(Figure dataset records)
▼

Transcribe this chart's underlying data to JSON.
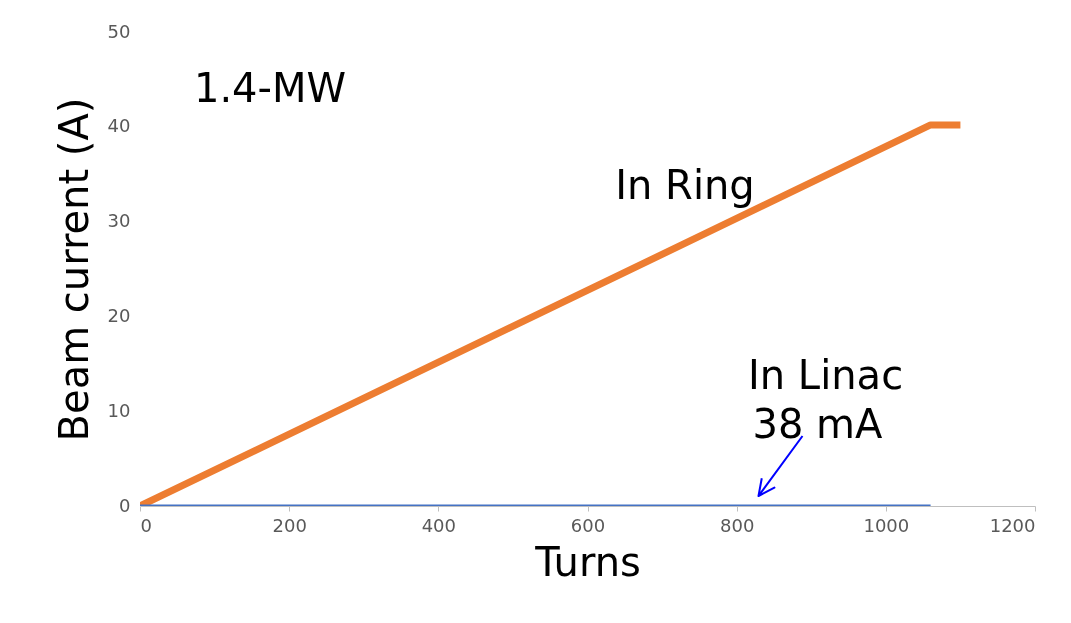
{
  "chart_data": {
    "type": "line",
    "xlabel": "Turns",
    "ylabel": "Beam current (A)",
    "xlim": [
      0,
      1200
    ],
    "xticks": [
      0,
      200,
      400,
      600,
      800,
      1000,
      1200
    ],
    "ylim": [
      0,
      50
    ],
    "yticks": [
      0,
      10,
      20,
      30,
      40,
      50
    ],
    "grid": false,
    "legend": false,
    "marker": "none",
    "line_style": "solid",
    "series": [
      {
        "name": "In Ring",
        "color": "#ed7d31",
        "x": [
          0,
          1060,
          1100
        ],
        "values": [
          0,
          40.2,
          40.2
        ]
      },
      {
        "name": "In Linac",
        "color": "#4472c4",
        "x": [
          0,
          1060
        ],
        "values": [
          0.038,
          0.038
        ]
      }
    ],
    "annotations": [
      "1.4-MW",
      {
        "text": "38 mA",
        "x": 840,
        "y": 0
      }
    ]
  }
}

▲

▶ What to produce:
Leaving out the pictures, repeat the data above exactly.

▶ Exercise response:
Transcribe this chart's underlying data to JSON.
{
  "chart_data": {
    "type": "line",
    "xlabel": "Turns",
    "ylabel": "Beam current (A)",
    "xlim": [
      0,
      1200
    ],
    "xticks": [
      0,
      200,
      400,
      600,
      800,
      1000,
      1200
    ],
    "ylim": [
      0,
      50
    ],
    "yticks": [
      0,
      10,
      20,
      30,
      40,
      50
    ],
    "grid": false,
    "legend": false,
    "marker": "none",
    "line_style": "solid",
    "series": [
      {
        "name": "In Ring",
        "color": "#ed7d31",
        "x": [
          0,
          1060,
          1100
        ],
        "values": [
          0,
          40.2,
          40.2
        ]
      },
      {
        "name": "In Linac",
        "color": "#4472c4",
        "x": [
          0,
          1060
        ],
        "values": [
          0.038,
          0.038
        ]
      }
    ],
    "annotations": [
      "1.4-MW",
      {
        "text": "38 mA",
        "x": 840,
        "y": 0
      }
    ]
  }
}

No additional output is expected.